BEGIN Material for this task
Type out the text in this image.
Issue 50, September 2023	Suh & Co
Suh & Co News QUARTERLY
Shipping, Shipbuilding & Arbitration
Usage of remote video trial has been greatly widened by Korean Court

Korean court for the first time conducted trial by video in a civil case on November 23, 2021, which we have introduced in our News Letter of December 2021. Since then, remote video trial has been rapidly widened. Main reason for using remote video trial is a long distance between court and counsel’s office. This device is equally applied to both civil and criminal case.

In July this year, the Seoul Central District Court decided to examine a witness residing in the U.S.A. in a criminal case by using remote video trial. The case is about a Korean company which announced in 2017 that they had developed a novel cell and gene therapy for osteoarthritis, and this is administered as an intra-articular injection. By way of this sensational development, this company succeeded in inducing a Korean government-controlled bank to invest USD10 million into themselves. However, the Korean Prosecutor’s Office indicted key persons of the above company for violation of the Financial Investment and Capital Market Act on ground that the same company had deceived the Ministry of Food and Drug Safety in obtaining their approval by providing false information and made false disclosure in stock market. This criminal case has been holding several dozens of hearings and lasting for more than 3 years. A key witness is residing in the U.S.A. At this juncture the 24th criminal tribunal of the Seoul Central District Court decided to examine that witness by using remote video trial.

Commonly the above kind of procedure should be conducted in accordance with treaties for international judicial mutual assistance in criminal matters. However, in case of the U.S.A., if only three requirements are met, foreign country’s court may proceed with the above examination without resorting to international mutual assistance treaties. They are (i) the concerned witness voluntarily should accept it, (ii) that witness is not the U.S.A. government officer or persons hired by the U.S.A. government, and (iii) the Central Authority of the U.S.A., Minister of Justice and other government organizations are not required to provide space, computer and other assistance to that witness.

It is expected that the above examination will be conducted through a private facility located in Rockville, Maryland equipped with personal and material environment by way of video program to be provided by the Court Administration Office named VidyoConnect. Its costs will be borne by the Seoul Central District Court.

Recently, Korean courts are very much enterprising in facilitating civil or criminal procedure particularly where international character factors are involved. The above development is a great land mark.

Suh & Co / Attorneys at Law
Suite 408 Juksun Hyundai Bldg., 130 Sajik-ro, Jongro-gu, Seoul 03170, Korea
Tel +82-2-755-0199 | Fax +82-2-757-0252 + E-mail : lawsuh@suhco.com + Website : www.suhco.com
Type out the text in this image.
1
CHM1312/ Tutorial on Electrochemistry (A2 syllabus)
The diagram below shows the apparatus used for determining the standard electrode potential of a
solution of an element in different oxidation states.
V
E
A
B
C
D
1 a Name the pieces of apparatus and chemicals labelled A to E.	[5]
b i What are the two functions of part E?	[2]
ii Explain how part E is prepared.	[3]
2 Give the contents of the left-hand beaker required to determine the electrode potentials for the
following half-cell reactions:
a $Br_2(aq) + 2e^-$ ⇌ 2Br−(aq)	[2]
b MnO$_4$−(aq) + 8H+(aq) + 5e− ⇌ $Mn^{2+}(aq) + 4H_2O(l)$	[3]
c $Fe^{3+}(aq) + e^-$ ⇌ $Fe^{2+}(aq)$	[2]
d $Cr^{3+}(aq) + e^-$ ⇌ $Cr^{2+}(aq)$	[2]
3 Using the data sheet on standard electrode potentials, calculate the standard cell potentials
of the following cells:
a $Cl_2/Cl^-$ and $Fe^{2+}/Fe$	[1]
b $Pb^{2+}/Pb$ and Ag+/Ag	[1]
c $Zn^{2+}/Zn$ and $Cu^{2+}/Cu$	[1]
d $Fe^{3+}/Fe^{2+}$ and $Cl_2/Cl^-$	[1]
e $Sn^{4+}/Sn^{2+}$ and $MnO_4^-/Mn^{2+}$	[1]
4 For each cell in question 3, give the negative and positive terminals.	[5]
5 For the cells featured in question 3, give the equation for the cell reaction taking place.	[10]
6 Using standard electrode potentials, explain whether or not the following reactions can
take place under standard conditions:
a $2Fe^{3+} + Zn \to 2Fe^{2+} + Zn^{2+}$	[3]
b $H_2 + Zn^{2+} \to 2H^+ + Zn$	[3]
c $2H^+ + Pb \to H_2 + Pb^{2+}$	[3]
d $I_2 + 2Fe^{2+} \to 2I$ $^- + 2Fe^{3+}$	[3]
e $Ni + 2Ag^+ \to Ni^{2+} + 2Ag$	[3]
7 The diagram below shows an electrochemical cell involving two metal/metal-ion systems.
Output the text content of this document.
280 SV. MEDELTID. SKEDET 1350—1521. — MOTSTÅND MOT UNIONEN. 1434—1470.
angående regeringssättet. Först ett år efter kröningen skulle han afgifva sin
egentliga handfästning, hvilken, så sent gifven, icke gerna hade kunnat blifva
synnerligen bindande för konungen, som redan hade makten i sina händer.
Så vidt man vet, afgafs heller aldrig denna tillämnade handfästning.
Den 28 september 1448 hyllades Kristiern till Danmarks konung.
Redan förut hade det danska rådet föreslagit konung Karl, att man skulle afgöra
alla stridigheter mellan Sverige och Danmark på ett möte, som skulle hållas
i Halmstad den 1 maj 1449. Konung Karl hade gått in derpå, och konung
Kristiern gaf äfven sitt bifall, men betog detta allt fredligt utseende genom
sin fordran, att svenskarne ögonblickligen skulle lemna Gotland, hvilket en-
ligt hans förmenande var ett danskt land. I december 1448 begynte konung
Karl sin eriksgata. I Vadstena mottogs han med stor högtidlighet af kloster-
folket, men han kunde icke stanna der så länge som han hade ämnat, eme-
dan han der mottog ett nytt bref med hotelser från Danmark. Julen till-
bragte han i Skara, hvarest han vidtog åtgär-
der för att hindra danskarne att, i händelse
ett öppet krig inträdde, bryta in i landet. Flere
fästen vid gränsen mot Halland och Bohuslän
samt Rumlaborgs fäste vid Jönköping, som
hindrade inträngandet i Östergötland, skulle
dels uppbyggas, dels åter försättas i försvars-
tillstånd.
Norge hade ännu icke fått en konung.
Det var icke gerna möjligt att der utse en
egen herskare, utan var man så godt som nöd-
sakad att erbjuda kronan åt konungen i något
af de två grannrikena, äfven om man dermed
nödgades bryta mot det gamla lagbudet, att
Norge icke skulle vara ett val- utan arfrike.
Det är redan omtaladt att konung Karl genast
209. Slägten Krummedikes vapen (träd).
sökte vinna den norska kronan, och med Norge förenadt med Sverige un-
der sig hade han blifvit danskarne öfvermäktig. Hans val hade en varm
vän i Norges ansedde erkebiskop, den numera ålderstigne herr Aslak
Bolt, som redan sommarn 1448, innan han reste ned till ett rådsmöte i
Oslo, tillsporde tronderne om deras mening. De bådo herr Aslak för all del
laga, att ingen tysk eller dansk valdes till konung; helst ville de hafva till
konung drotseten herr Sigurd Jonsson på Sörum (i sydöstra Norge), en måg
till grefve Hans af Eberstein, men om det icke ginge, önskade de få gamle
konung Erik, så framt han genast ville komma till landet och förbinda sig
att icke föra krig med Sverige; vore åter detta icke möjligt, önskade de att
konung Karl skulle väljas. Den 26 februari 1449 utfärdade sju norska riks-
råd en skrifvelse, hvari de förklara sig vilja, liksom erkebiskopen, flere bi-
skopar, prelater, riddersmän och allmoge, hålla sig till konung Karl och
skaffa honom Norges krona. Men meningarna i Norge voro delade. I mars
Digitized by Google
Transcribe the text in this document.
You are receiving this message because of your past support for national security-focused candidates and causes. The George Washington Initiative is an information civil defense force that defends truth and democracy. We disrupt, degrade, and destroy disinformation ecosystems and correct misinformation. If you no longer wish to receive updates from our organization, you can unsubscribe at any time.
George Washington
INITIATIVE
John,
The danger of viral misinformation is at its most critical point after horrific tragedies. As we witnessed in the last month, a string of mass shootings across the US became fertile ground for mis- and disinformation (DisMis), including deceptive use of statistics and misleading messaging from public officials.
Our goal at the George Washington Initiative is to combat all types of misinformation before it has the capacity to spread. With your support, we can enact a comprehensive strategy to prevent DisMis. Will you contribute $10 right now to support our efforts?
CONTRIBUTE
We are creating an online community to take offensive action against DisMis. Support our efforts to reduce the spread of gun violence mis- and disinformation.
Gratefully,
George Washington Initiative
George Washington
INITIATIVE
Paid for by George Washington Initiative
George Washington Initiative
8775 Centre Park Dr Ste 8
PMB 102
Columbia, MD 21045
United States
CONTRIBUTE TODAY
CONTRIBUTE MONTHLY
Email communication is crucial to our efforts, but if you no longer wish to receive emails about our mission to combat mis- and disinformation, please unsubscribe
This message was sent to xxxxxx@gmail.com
END Material for this task
**The problem**
If a line in the data above contains "been", return that line.

**Response to the exercise**
Usage of remote video trial has been greatly widened by Korean Court
Korean court for the first time conducted trial by video in a civil case on November 23, 2021, which we have introduced in our News Letter of December 2021. Since then, remote video trial has been rapidly widened. Main reason for using remote video trial is a long distance between court and counsel’s office. This device is equally applied to both civil and criminal case.
In July this year, the Seoul Central District Court decided to examine a witness residing in the U.S.A. in a criminal case by using remote video trial. The case is about a Korean company which announced in 2017 that they had developed a novel cell and gene therapy for osteoarthritis, and this is administered as an intra-articular injection. By way of this sensational development, this company succeeded in inducing a Korean government-controlled bank to invest USD10 million into themselves. However, the Korean Prosecutor’s Office indicted key persons of the above company for violation of the Financial Investment and Capital Market Act on ground that the same company had deceived the Ministry of Food and Drug Safety in obtaining their approval by providing false information and made false disclosure in stock market. This criminal case has been holding several dozens of hearings and lasting for more than 3 years. A key witness is residing in the U.S.A. At this juncture the 24th criminal tribunal of the Seoul Central District Court decided to examine that witness by using remote video trial.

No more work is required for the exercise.